▶ Direction:
Repeat the material exactly, leaving nothing out.

▶ Data rows:
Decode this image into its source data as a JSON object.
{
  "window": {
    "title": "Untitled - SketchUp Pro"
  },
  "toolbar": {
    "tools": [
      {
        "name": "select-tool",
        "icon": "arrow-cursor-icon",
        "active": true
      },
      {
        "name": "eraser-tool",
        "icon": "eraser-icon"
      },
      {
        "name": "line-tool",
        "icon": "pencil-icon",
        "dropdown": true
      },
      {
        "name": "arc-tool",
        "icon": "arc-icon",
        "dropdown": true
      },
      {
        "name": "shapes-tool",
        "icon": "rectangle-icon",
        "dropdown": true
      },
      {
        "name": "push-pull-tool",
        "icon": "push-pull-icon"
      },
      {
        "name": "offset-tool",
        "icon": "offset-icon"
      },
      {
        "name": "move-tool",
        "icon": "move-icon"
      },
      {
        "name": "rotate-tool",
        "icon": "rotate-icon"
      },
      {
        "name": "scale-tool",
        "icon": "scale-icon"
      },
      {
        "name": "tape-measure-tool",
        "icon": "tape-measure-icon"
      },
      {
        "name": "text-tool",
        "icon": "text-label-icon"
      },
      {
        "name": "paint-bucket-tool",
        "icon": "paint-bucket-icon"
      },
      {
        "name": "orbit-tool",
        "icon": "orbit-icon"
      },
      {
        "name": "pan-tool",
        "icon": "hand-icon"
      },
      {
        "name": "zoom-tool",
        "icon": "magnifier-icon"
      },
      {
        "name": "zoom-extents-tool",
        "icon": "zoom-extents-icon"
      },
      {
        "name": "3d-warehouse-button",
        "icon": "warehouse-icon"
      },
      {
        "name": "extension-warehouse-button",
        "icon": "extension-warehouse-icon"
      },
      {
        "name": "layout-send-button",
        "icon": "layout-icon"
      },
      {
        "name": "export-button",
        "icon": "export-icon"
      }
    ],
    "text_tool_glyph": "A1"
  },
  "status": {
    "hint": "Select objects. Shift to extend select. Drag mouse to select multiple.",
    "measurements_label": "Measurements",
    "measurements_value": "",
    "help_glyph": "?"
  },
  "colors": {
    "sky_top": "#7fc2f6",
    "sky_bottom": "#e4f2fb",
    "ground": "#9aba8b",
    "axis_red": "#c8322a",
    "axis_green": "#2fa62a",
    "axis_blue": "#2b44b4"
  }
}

▶ Final result:
Decode this image into its source data as a JSON object.
{
  "window": {
    "title": "Untitled - SketchUp Pro"
  },
  "toolbar": {
    "tools": [
      {
        "name": "select-tool",
        "icon": "arrow-cursor-icon",
        "active": true
      },
      {
        "name": "eraser-tool",
        "icon": "eraser-icon"
      },
      {
        "name": "line-tool",
        "icon": "pencil-icon",
        "dropdown": true
      },
      {
        "name": "arc-tool",
        "icon": "arc-icon",
        "dropdown": true
      },
      {
        "name": "shapes-tool",
        "icon": "rectangle-icon",
        "dropdown": true
      },
      {
        "name": "push-pull-tool",
        "icon": "push-pull-icon"
      },
      {
        "name": "offset-tool",
        "icon": "offset-icon"
      },
      {
        "name": "move-tool",
        "icon": "move-icon"
      },
      {
        "name": "rotate-tool",
        "icon": "rotate-icon"
      },
      {
        "name": "scale-tool",
        "icon": "scale-icon"
      },
      {
        "name": "tape-measure-tool",
        "icon": "tape-measure-icon"
      },
      {
        "name": "text-tool",
        "icon": "text-label-icon"
      },
      {
        "name": "paint-bucket-tool",
        "icon": "paint-bucket-icon"
      },
      {
        "name": "orbit-tool",
        "icon": "orbit-icon"
      },
      {
        "name": "pan-tool",
        "icon": "hand-icon"
      },
      {
        "name": "zoom-tool",
        "icon": "magnifier-icon"
      },
      {
        "name": "zoom-extents-tool",
        "icon": "zoom-extents-icon"
      },
      {
        "name": "3d-warehouse-button",
        "icon": "warehouse-icon"
      },
      {
        "name": "extension-warehouse-button",
        "icon": "extension-warehouse-icon"
      },
      {
        "name": "layout-send-button",
        "icon": "layout-icon"
      },
      {
        "name": "export-button",
        "icon": "export-icon"
      }
    ],
    "text_tool_glyph": "A1"
  },
  "status": {
    "hint": "Select objects. Shift to extend select. Drag mouse to select multiple.",
    "measurements_label": "Measurements",
    "measurements_value": "",
    "help_glyph": "?"
  },
  "colors": {
    "sky_top": "#7fc2f6",
    "sky_bottom": "#e4f2fb",
    "ground": "#9aba8b",
    "axis_red": "#c8322a",
    "axis_green": "#2fa62a",
    "axis_blue": "#2b44b4"
  }
}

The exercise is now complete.